> **WHAT THE TASK ASKS**:
Show each line that has the string "horizontal" in it.

>> Start

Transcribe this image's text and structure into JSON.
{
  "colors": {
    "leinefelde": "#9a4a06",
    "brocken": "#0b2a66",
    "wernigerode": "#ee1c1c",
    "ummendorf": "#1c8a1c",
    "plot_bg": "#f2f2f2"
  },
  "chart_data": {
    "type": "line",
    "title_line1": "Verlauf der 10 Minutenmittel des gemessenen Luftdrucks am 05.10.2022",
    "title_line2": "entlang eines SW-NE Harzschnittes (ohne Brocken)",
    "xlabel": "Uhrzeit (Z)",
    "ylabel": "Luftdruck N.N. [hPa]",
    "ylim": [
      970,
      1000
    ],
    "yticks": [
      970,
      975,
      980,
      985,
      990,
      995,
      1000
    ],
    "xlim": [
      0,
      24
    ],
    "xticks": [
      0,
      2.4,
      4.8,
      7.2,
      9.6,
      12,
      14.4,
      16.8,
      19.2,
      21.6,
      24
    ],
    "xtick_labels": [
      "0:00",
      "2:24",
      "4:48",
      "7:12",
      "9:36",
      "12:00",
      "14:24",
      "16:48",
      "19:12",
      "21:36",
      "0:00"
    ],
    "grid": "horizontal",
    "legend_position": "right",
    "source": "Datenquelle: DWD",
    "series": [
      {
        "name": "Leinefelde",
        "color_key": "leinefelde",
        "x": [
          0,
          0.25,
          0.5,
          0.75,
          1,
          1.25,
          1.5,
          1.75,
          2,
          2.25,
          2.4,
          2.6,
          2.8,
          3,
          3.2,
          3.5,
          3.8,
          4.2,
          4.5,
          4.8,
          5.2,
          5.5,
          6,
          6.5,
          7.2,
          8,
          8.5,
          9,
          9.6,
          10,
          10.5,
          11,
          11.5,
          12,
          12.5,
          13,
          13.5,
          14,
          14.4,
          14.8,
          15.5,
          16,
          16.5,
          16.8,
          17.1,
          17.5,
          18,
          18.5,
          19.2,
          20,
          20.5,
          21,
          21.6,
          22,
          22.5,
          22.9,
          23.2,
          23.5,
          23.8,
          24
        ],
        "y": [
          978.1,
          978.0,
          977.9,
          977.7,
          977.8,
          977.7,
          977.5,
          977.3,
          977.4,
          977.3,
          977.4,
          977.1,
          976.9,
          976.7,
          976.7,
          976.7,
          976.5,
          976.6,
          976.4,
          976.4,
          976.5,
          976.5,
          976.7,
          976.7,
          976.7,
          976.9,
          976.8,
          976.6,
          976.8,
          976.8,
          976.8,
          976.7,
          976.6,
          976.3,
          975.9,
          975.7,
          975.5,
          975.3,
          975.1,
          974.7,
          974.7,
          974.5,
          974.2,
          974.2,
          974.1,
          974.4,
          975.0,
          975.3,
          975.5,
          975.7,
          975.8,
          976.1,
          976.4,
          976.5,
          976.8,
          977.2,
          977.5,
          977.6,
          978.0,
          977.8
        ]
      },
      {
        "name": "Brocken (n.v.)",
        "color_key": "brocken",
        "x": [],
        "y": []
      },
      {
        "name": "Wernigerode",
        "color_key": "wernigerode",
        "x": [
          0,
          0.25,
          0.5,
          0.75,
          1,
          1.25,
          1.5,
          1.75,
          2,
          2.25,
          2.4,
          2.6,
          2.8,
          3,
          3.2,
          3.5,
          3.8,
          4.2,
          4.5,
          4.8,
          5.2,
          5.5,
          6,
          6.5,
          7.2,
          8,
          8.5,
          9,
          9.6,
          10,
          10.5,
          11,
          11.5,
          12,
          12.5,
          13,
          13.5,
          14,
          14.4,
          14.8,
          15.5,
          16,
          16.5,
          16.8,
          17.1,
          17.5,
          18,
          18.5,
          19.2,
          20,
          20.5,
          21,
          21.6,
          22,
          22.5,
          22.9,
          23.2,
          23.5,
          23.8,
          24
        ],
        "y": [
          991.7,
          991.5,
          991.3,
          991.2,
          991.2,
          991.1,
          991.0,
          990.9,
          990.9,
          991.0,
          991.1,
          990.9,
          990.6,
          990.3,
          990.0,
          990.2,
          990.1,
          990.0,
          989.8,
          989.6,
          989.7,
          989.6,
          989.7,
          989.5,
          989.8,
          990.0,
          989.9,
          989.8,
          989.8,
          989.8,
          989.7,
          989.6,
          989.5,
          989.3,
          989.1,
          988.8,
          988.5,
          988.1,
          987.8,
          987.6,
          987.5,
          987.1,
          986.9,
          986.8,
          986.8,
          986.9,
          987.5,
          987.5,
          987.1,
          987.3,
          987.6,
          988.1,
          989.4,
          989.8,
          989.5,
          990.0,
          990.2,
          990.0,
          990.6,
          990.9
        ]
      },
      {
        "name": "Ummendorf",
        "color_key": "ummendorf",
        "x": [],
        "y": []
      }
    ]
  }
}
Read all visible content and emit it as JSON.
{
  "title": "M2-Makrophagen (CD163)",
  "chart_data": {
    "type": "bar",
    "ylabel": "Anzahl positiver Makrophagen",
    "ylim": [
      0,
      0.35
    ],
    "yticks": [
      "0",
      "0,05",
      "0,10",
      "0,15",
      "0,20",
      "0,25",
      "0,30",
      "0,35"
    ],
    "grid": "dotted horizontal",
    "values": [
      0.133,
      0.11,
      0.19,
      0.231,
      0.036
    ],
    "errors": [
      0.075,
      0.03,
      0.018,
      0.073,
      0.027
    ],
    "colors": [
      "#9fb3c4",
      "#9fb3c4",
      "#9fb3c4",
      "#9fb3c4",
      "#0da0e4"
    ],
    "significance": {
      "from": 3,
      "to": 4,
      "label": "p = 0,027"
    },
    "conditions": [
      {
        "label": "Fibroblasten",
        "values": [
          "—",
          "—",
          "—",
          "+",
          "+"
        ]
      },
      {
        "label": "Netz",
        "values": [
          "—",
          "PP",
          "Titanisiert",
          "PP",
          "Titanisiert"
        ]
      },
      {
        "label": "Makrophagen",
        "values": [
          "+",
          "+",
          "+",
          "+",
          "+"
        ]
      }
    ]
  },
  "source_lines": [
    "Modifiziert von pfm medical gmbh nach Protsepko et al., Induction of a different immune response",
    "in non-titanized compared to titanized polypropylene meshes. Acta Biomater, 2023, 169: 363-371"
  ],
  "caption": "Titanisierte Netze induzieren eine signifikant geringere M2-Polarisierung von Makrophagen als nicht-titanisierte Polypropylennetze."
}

>> End

> **REPLY**:
    "grid": "horizontal",
    "grid": "dotted horizontal",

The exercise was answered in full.